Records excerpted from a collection
────────────────

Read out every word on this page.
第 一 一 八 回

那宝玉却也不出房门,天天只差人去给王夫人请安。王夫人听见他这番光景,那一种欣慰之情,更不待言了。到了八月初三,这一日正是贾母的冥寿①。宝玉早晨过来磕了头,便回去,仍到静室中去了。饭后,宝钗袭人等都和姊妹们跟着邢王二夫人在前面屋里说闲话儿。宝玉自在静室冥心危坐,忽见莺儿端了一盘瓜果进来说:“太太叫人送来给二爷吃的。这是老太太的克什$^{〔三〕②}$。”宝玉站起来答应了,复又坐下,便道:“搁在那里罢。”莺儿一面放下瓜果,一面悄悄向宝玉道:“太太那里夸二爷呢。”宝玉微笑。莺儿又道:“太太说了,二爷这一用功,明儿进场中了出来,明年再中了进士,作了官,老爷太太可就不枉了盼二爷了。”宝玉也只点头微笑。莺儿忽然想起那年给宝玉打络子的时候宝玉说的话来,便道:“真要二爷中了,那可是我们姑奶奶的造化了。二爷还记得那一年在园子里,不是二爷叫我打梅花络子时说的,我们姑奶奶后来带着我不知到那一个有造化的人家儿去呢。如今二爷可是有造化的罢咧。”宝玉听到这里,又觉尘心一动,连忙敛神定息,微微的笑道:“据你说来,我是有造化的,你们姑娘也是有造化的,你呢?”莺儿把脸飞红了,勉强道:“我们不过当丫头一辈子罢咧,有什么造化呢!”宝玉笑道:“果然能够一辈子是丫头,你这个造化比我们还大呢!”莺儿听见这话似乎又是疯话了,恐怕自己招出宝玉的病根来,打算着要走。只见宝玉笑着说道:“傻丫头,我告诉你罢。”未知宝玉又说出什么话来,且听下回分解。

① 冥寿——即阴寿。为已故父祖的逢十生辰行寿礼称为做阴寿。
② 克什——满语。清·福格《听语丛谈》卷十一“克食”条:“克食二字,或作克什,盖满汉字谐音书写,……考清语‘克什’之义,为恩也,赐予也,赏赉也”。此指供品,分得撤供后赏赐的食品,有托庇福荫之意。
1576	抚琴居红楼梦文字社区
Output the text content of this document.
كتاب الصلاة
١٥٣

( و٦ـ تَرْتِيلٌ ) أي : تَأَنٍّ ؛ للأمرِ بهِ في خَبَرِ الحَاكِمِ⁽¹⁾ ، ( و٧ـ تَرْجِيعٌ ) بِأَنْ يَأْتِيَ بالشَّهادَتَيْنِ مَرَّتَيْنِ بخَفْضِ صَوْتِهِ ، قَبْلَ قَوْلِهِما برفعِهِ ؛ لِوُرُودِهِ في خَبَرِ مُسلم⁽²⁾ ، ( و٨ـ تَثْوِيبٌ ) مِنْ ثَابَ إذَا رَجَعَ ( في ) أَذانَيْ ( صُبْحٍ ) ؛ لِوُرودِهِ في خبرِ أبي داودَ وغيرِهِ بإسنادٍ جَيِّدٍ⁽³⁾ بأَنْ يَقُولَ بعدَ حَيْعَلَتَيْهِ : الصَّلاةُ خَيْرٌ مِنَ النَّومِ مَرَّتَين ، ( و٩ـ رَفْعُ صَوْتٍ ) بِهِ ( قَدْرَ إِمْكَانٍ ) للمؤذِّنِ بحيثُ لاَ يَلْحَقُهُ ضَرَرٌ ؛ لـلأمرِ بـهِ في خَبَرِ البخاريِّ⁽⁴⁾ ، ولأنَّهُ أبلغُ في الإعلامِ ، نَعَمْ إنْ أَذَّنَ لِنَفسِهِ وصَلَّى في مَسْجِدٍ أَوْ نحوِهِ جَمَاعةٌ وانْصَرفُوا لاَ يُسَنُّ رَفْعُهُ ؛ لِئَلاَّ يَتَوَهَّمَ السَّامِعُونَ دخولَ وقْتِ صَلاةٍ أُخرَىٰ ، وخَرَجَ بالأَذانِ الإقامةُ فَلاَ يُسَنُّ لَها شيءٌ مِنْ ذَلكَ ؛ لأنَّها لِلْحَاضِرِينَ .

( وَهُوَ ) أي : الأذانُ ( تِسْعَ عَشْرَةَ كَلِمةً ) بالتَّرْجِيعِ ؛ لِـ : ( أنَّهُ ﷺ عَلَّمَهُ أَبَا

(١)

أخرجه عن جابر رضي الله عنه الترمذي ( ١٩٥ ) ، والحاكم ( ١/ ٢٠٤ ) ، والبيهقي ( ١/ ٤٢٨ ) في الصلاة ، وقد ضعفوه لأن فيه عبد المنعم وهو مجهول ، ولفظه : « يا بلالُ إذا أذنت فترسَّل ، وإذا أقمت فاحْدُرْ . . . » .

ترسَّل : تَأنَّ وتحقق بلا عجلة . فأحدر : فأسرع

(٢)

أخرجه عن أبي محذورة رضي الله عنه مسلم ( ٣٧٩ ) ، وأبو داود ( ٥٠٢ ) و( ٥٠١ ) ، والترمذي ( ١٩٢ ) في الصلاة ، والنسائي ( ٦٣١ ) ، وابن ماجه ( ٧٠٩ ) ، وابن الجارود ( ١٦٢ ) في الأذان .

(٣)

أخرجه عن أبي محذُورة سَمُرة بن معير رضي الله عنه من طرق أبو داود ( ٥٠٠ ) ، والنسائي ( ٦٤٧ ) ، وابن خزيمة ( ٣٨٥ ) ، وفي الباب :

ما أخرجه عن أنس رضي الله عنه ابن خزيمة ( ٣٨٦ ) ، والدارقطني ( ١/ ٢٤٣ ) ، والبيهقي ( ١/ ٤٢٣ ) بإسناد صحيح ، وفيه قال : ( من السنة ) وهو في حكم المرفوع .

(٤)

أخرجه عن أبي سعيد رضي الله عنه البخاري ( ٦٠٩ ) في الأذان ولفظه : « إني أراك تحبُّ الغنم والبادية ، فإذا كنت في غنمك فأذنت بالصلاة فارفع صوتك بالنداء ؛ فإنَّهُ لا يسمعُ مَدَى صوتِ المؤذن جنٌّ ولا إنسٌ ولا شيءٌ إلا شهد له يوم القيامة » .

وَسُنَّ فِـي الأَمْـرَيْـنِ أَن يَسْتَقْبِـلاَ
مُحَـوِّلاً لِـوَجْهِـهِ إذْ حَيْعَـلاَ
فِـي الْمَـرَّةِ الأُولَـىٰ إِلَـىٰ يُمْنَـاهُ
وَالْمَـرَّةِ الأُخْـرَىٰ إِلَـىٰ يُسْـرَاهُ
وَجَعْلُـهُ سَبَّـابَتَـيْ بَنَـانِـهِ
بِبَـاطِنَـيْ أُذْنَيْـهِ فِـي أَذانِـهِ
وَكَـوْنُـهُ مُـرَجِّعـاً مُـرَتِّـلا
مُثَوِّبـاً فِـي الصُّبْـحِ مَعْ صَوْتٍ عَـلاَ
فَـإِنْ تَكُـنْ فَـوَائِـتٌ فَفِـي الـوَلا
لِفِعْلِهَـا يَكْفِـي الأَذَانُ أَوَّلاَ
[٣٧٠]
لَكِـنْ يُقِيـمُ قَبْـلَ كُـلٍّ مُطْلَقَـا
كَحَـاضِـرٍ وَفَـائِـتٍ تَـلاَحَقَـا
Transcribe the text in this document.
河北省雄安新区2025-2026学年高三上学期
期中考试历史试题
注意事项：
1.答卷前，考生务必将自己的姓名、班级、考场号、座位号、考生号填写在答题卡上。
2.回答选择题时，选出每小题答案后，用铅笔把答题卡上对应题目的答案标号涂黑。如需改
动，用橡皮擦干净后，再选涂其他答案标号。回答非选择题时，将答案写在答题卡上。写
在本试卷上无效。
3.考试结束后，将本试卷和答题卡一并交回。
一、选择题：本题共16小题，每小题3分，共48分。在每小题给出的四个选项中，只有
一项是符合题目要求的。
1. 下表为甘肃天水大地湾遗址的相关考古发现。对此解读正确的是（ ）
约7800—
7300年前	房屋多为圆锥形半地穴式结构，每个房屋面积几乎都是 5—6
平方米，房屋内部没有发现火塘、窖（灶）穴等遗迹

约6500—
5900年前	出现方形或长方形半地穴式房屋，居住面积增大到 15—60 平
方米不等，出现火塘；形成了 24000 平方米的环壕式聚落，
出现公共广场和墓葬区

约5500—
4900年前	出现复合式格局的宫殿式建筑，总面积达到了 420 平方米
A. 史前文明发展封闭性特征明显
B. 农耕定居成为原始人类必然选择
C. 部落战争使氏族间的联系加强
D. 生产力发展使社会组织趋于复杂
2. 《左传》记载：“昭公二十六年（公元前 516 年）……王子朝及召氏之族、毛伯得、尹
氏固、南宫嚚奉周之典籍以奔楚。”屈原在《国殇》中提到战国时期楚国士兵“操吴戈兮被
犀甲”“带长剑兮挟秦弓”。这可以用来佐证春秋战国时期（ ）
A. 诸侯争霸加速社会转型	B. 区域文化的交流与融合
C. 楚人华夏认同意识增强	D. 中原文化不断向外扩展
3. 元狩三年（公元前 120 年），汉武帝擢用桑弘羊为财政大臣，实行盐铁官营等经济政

────────────────

◆ **Description of the task**:
Lines containing the word "والبيهقي" are to be counted in the listing; state their number alone.

◆ **Finished task**:
2